Written instruction: Write out the whole listing below line for line, with no changes, and leave the pictures out of your answer.

Element and coordinate records:
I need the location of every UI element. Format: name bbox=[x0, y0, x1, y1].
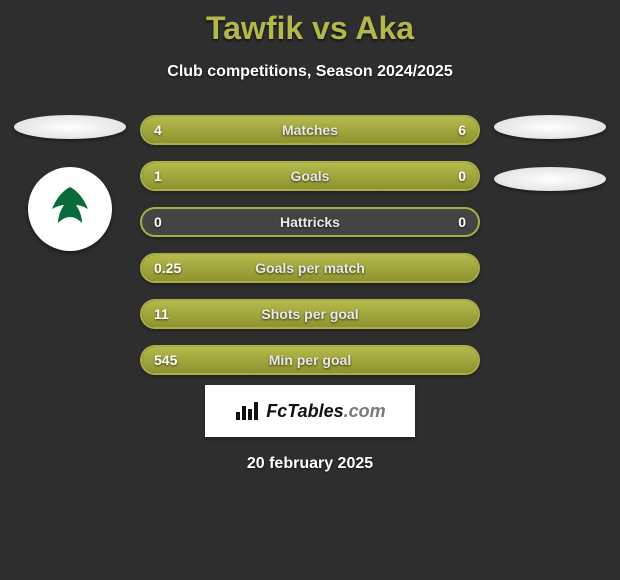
eagle-icon bbox=[38, 177, 102, 241]
stat-right-value: 0 bbox=[458, 163, 466, 189]
logo-text-strong: FcTables bbox=[266, 401, 343, 421]
bars-icon bbox=[234, 400, 260, 422]
stat-right-value: 0 bbox=[458, 209, 466, 235]
page-title: Tawfik vs Aka bbox=[0, 0, 620, 47]
stat-row-goals-per-match: 0.25 Goals per match bbox=[140, 253, 480, 283]
right-player-column bbox=[488, 115, 612, 219]
fctables-logo[interactable]: FcTables.com bbox=[205, 385, 415, 437]
stat-label: Min per goal bbox=[142, 347, 478, 373]
stat-label: Shots per goal bbox=[142, 301, 478, 327]
logo-text-suffix: .com bbox=[344, 401, 386, 421]
page-subtitle: Club competitions, Season 2024/2025 bbox=[0, 63, 620, 81]
stat-label: Hattricks bbox=[142, 209, 478, 235]
right-club-badge-placeholder bbox=[494, 167, 606, 191]
left-player-silhouette bbox=[14, 115, 126, 139]
stat-right-value: 6 bbox=[458, 117, 466, 143]
page-date: 20 february 2025 bbox=[0, 455, 620, 473]
logo-text: FcTables.com bbox=[266, 401, 385, 422]
left-player-column bbox=[8, 115, 132, 251]
stat-row-min-per-goal: 545 Min per goal bbox=[140, 345, 480, 375]
stat-label: Goals bbox=[142, 163, 478, 189]
stat-label: Goals per match bbox=[142, 255, 478, 281]
right-player-silhouette bbox=[494, 115, 606, 139]
stat-bars-container: 4 Matches 6 1 Goals 0 0 Hattricks 0 0.25… bbox=[140, 115, 480, 391]
stat-label: Matches bbox=[142, 117, 478, 143]
stat-row-shots-per-goal: 11 Shots per goal bbox=[140, 299, 480, 329]
comparison-area: 4 Matches 6 1 Goals 0 0 Hattricks 0 0.25… bbox=[0, 115, 620, 375]
stat-row-hattricks: 0 Hattricks 0 bbox=[140, 207, 480, 237]
stat-row-matches: 4 Matches 6 bbox=[140, 115, 480, 145]
left-club-badge bbox=[28, 167, 112, 251]
stat-row-goals: 1 Goals 0 bbox=[140, 161, 480, 191]
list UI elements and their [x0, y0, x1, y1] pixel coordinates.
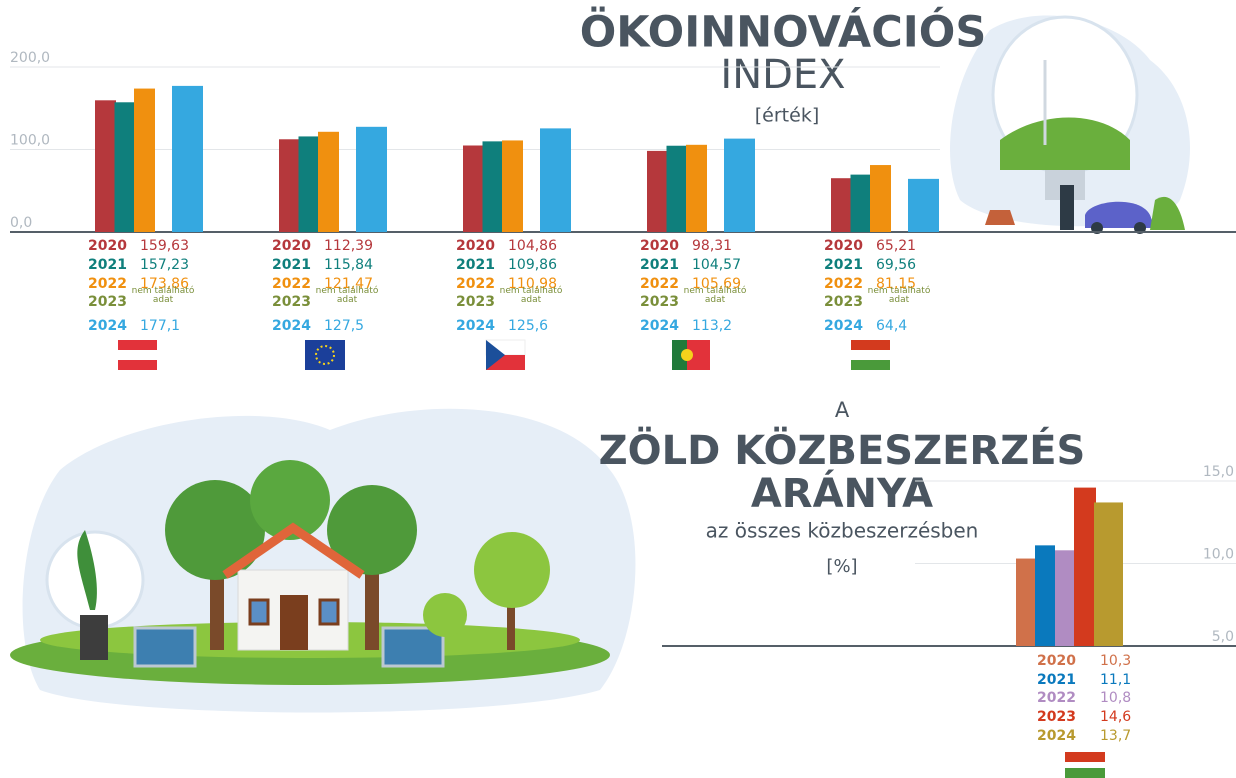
value-label: nem található adat: [495, 287, 567, 306]
bar: [1035, 545, 1055, 646]
legend-year: 2021: [435, 258, 495, 272]
chart-title: ARÁNYA: [751, 469, 933, 517]
value-label: 125,6: [508, 319, 548, 333]
legend-year: 2022: [803, 277, 863, 291]
x-tick-label: 2023: [1016, 710, 1076, 724]
legend-year: 2020: [803, 239, 863, 253]
bar: [172, 86, 203, 232]
bar: [1055, 550, 1075, 646]
y-tick-label: 0,0: [10, 215, 32, 231]
legend-year: 2024: [67, 319, 127, 333]
legend-year: 2024: [435, 319, 495, 333]
value-label: nem található adat: [679, 287, 751, 306]
bar: [851, 175, 872, 232]
x-tick-label: 2024: [1016, 729, 1076, 743]
chart-subtitle: INDEX: [720, 52, 845, 98]
value-label: 104,57: [692, 258, 741, 272]
bar: [134, 89, 155, 232]
legend-year: 2022: [251, 277, 311, 291]
y-tick-label: 15,0: [1203, 464, 1234, 480]
value-label: 13,7: [1100, 729, 1131, 743]
bar: [1094, 502, 1123, 646]
bar: [540, 128, 571, 232]
bar: [356, 127, 387, 232]
bar: [502, 140, 523, 232]
legend-year: 2024: [619, 319, 679, 333]
legend-year: 2021: [67, 258, 127, 272]
bar: [667, 146, 688, 232]
legend-year: 2024: [803, 319, 863, 333]
y-tick-label: 200,0: [10, 50, 50, 66]
value-label: 65,21: [876, 239, 916, 253]
value-label: 64,4: [876, 319, 907, 333]
bar: [95, 100, 116, 232]
legend-year: 2020: [67, 239, 127, 253]
value-label: 109,86: [508, 258, 557, 272]
value-label: nem található adat: [311, 287, 383, 306]
page: ÖKOINNOVÁCIÓS INDEX [érték] A ZÖLD KÖZBE…: [0, 0, 1236, 778]
value-label: 177,1: [140, 319, 180, 333]
value-label: 113,2: [692, 319, 732, 333]
bar: [483, 141, 504, 232]
chart-title: ÖKOINNOVÁCIÓS: [580, 7, 987, 58]
y-label: [érték]: [755, 105, 819, 127]
bar: [647, 151, 668, 232]
legend-year: 2023: [619, 295, 679, 309]
bar: [724, 139, 755, 232]
x-tick-label: 2021: [1016, 673, 1076, 687]
chart-title: ZÖLD KÖZBESZERZÉS: [599, 426, 1086, 474]
value-label: nem található adat: [863, 287, 935, 306]
legend-year: 2022: [67, 277, 127, 291]
y-label: [%]: [826, 556, 857, 577]
bar: [870, 165, 891, 232]
legend-year: 2023: [251, 295, 311, 309]
value-label: nem található adat: [127, 287, 199, 306]
bar: [279, 139, 300, 232]
x-tick-label: 2022: [1016, 691, 1076, 705]
value-label: 98,31: [692, 239, 732, 253]
y-tick-label: 100,0: [10, 133, 50, 149]
legend-year: 2023: [67, 295, 127, 309]
y-tick-label: 10,0: [1203, 547, 1234, 563]
legend-year: 2020: [251, 239, 311, 253]
bar: [115, 102, 136, 232]
value-label: 14,6: [1100, 710, 1131, 724]
value-label: 115,84: [324, 258, 373, 272]
value-label: 10,3: [1100, 654, 1131, 668]
legend-year: 2021: [251, 258, 311, 272]
value-label: 10,8: [1100, 691, 1131, 705]
bar: [318, 132, 339, 232]
legend-year: 2022: [435, 277, 495, 291]
value-label: 104,86: [508, 239, 557, 253]
bar: [1016, 559, 1036, 646]
legend-year: 2021: [619, 258, 679, 272]
value-label: 69,56: [876, 258, 916, 272]
legend-year: 2023: [803, 295, 863, 309]
legend-year: 2021: [803, 258, 863, 272]
chart-title: A: [835, 398, 850, 422]
bar: [1074, 488, 1096, 646]
bar: [831, 178, 852, 232]
value-label: 157,23: [140, 258, 189, 272]
bar: [686, 145, 707, 232]
legend-year: 2022: [619, 277, 679, 291]
value-label: 159,63: [140, 239, 189, 253]
bar: [463, 145, 484, 232]
y-tick-label: 5,0: [1212, 629, 1234, 645]
legend-year: 2024: [251, 319, 311, 333]
legend-year: 2020: [619, 239, 679, 253]
value-label: 127,5: [324, 319, 364, 333]
x-tick-label: 2020: [1016, 654, 1076, 668]
value-label: 11,1: [1100, 673, 1131, 687]
bar: [299, 136, 320, 232]
legend-year: 2020: [435, 239, 495, 253]
legend-year: 2023: [435, 295, 495, 309]
value-label: 112,39: [324, 239, 373, 253]
illustration-house: [10, 409, 635, 713]
bar: [908, 179, 939, 232]
chart-subtitle: az összes közbeszerzésben: [706, 519, 979, 543]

Result for this task:
I need the location of every UI element. Format: name bbox=[x0, y0, x1, y1].
eagle-icon bbox=[38, 177, 102, 241]
stat-right-value: 0 bbox=[458, 163, 466, 189]
logo-text-strong: FcTables bbox=[266, 401, 343, 421]
bars-icon bbox=[234, 400, 260, 422]
stat-right-value: 0 bbox=[458, 209, 466, 235]
page-title: Tawfik vs Aka bbox=[0, 0, 620, 47]
stat-row-goals-per-match: 0.25 Goals per match bbox=[140, 253, 480, 283]
right-player-column bbox=[488, 115, 612, 219]
fctables-logo[interactable]: FcTables.com bbox=[205, 385, 415, 437]
stat-label: Min per goal bbox=[142, 347, 478, 373]
stat-label: Shots per goal bbox=[142, 301, 478, 327]
logo-text-suffix: .com bbox=[344, 401, 386, 421]
page-subtitle: Club competitions, Season 2024/2025 bbox=[0, 63, 620, 81]
stat-label: Hattricks bbox=[142, 209, 478, 235]
right-club-badge-placeholder bbox=[494, 167, 606, 191]
left-player-silhouette bbox=[14, 115, 126, 139]
stat-right-value: 6 bbox=[458, 117, 466, 143]
page-date: 20 february 2025 bbox=[0, 455, 620, 473]
logo-text: FcTables.com bbox=[266, 401, 385, 422]
left-player-column bbox=[8, 115, 132, 251]
stat-row-min-per-goal: 545 Min per goal bbox=[140, 345, 480, 375]
stat-label: Goals bbox=[142, 163, 478, 189]
stat-label: Goals per match bbox=[142, 255, 478, 281]
right-player-silhouette bbox=[494, 115, 606, 139]
stat-bars-container: 4 Matches 6 1 Goals 0 0 Hattricks 0 0.25… bbox=[140, 115, 480, 391]
stat-label: Matches bbox=[142, 117, 478, 143]
stat-row-shots-per-goal: 11 Shots per goal bbox=[140, 299, 480, 329]
comparison-area: 4 Matches 6 1 Goals 0 0 Hattricks 0 0.25… bbox=[0, 115, 620, 375]
stat-row-hattricks: 0 Hattricks 0 bbox=[140, 207, 480, 237]
stat-row-matches: 4 Matches 6 bbox=[140, 115, 480, 145]
left-club-badge bbox=[28, 167, 112, 251]
stat-row-goals: 1 Goals 0 bbox=[140, 161, 480, 191]
list UI elements and their [x0, y0, x1, y1] pixel coordinates.
value-label: nem található adat: [495, 287, 567, 306]
bar: [1035, 545, 1055, 646]
legend-year: 2021: [435, 258, 495, 272]
chart-title: ARÁNYA: [751, 469, 933, 517]
value-label: 125,6: [508, 319, 548, 333]
legend-year: 2022: [803, 277, 863, 291]
x-tick-label: 2023: [1016, 710, 1076, 724]
legend-year: 2020: [803, 239, 863, 253]
bar: [172, 86, 203, 232]
bar: [1055, 550, 1075, 646]
y-tick-label: 0,0: [10, 215, 32, 231]
legend-year: 2024: [67, 319, 127, 333]
legend-year: 2024: [435, 319, 495, 333]
value-label: nem található adat: [679, 287, 751, 306]
bar: [851, 175, 872, 232]
x-tick-label: 2024: [1016, 729, 1076, 743]
chart-subtitle: INDEX: [720, 52, 845, 98]
value-label: 104,57: [692, 258, 741, 272]
bar: [134, 89, 155, 232]
legend-year: 2022: [251, 277, 311, 291]
y-tick-label: 15,0: [1203, 464, 1234, 480]
value-label: 13,7: [1100, 729, 1131, 743]
bar: [1094, 502, 1123, 646]
bar: [540, 128, 571, 232]
bar: [356, 127, 387, 232]
bar: [502, 140, 523, 232]
legend-year: 2024: [619, 319, 679, 333]
legend-year: 2021: [67, 258, 127, 272]
bar: [667, 146, 688, 232]
legend-year: 2024: [803, 319, 863, 333]
y-tick-label: 200,0: [10, 50, 50, 66]
value-label: 65,21: [876, 239, 916, 253]
value-label: 64,4: [876, 319, 907, 333]
bar: [95, 100, 116, 232]
legend-year: 2020: [67, 239, 127, 253]
value-label: 109,86: [508, 258, 557, 272]
value-label: nem található adat: [311, 287, 383, 306]
page: ÖKOINNOVÁCIÓS INDEX [érték] A ZÖLD KÖZBE…: [0, 0, 1236, 778]
value-label: 177,1: [140, 319, 180, 333]
value-label: 113,2: [692, 319, 732, 333]
bar: [483, 141, 504, 232]
chart-title: ÖKOINNOVÁCIÓS: [580, 7, 987, 58]
y-label: [érték]: [755, 105, 819, 127]
bar: [647, 151, 668, 232]
legend-year: 2023: [619, 295, 679, 309]
bar: [724, 139, 755, 232]
x-tick-label: 2021: [1016, 673, 1076, 687]
chart-title: ZÖLD KÖZBESZERZÉS: [599, 426, 1086, 474]
value-label: nem található adat: [863, 287, 935, 306]
legend-year: 2022: [67, 277, 127, 291]
y-label: [%]: [826, 556, 857, 577]
bar: [870, 165, 891, 232]
legend-year: 2023: [251, 295, 311, 309]
value-label: nem található adat: [127, 287, 199, 306]
bar: [279, 139, 300, 232]
x-tick-label: 2022: [1016, 691, 1076, 705]
value-label: 98,31: [692, 239, 732, 253]
y-tick-label: 100,0: [10, 133, 50, 149]
legend-year: 2023: [67, 295, 127, 309]
y-tick-label: 10,0: [1203, 547, 1234, 563]
legend-year: 2020: [251, 239, 311, 253]
bar: [115, 102, 136, 232]
value-label: 14,6: [1100, 710, 1131, 724]
value-label: 115,84: [324, 258, 373, 272]
value-label: 10,3: [1100, 654, 1131, 668]
legend-year: 2021: [251, 258, 311, 272]
value-label: 10,8: [1100, 691, 1131, 705]
bar: [318, 132, 339, 232]
legend-year: 2022: [435, 277, 495, 291]
value-label: 104,86: [508, 239, 557, 253]
bar: [1016, 559, 1036, 646]
legend-year: 2021: [619, 258, 679, 272]
value-label: 69,56: [876, 258, 916, 272]
legend-year: 2023: [803, 295, 863, 309]
legend-year: 2021: [803, 258, 863, 272]
chart-title: A: [835, 398, 850, 422]
bar: [1074, 488, 1096, 646]
bar: [831, 178, 852, 232]
value-label: 157,23: [140, 258, 189, 272]
bar: [686, 145, 707, 232]
legend-year: 2022: [619, 277, 679, 291]
value-label: 159,63: [140, 239, 189, 253]
bar: [463, 145, 484, 232]
y-tick-label: 5,0: [1212, 629, 1234, 645]
legend-year: 2024: [251, 319, 311, 333]
legend-year: 2020: [619, 239, 679, 253]
value-label: 127,5: [324, 319, 364, 333]
x-tick-label: 2020: [1016, 654, 1076, 668]
value-label: 11,1: [1100, 673, 1131, 687]
bar: [299, 136, 320, 232]
legend-year: 2020: [435, 239, 495, 253]
legend-year: 2023: [435, 295, 495, 309]
value-label: 112,39: [324, 239, 373, 253]
illustration-house: [10, 409, 635, 713]
bar: [908, 179, 939, 232]
chart-subtitle: az összes közbeszerzésben: [706, 519, 979, 543]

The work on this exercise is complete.